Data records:
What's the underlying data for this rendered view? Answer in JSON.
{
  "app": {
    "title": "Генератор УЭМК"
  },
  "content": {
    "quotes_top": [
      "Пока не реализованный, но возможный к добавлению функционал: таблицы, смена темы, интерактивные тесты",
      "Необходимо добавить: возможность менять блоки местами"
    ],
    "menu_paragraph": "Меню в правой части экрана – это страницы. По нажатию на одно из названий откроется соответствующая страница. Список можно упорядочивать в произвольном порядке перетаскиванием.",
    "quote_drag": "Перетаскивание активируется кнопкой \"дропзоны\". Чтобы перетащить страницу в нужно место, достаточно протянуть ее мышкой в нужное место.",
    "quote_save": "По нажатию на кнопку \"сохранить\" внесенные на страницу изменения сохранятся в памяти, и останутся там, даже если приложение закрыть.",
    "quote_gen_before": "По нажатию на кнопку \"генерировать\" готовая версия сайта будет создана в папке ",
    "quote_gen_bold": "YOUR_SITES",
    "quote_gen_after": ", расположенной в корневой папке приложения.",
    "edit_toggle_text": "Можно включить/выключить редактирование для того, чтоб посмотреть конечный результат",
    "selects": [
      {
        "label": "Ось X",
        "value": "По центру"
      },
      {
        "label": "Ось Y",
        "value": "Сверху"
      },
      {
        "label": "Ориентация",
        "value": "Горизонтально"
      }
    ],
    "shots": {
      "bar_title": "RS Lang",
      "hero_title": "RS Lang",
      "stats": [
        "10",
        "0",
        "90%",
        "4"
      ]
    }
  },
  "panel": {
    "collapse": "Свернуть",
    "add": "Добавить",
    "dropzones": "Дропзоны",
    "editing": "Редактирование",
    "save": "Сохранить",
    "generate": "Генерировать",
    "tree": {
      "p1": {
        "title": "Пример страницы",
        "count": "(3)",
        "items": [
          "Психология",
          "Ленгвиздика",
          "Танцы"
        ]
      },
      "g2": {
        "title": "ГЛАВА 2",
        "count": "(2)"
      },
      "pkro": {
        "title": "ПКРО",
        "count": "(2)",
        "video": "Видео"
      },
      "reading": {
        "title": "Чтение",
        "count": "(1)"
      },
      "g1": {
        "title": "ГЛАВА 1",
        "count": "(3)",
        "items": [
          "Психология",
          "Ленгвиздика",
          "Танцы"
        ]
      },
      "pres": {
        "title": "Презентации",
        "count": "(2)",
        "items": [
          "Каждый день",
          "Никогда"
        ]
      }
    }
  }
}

WHAT TO PRODUCE:
Give an exact copy of all the data shown above.

WRITTEN ANSWER:
What's the underlying data for this rendered view? Answer in JSON.
{
  "app": {
    "title": "Генератор УЭМК"
  },
  "content": {
    "quotes_top": [
      "Пока не реализованный, но возможный к добавлению функционал: таблицы, смена темы, интерактивные тесты",
      "Необходимо добавить: возможность менять блоки местами"
    ],
    "menu_paragraph": "Меню в правой части экрана – это страницы. По нажатию на одно из названий откроется соответствующая страница. Список можно упорядочивать в произвольном порядке перетаскиванием.",
    "quote_drag": "Перетаскивание активируется кнопкой \"дропзоны\". Чтобы перетащить страницу в нужно место, достаточно протянуть ее мышкой в нужное место.",
    "quote_save": "По нажатию на кнопку \"сохранить\" внесенные на страницу изменения сохранятся в памяти, и останутся там, даже если приложение закрыть.",
    "quote_gen_before": "По нажатию на кнопку \"генерировать\" готовая версия сайта будет создана в папке ",
    "quote_gen_bold": "YOUR_SITES",
    "quote_gen_after": ", расположенной в корневой папке приложения.",
    "edit_toggle_text": "Можно включить/выключить редактирование для того, чтоб посмотреть конечный результат",
    "selects": [
      {
        "label": "Ось X",
        "value": "По центру"
      },
      {
        "label": "Ось Y",
        "value": "Сверху"
      },
      {
        "label": "Ориентация",
        "value": "Горизонтально"
      }
    ],
    "shots": {
      "bar_title": "RS Lang",
      "hero_title": "RS Lang",
      "stats": [
        "10",
        "0",
        "90%",
        "4"
      ]
    }
  },
  "panel": {
    "collapse": "Свернуть",
    "add": "Добавить",
    "dropzones": "Дропзоны",
    "editing": "Редактирование",
    "save": "Сохранить",
    "generate": "Генерировать",
    "tree": {
      "p1": {
        "title": "Пример страницы",
        "count": "(3)",
        "items": [
          "Психология",
          "Ленгвиздика",
          "Танцы"
        ]
      },
      "g2": {
        "title": "ГЛАВА 2",
        "count": "(2)"
      },
      "pkro": {
        "title": "ПКРО",
        "count": "(2)",
        "video": "Видео"
      },
      "reading": {
        "title": "Чтение",
        "count": "(1)"
      },
      "g1": {
        "title": "ГЛАВА 1",
        "count": "(3)",
        "items": [
          "Психология",
          "Ленгвиздика",
          "Танцы"
        ]
      },
      "pres": {
        "title": "Презентации",
        "count": "(2)",
        "items": [
          "Каждый день",
          "Никогда"
        ]
      }
    }
  }
}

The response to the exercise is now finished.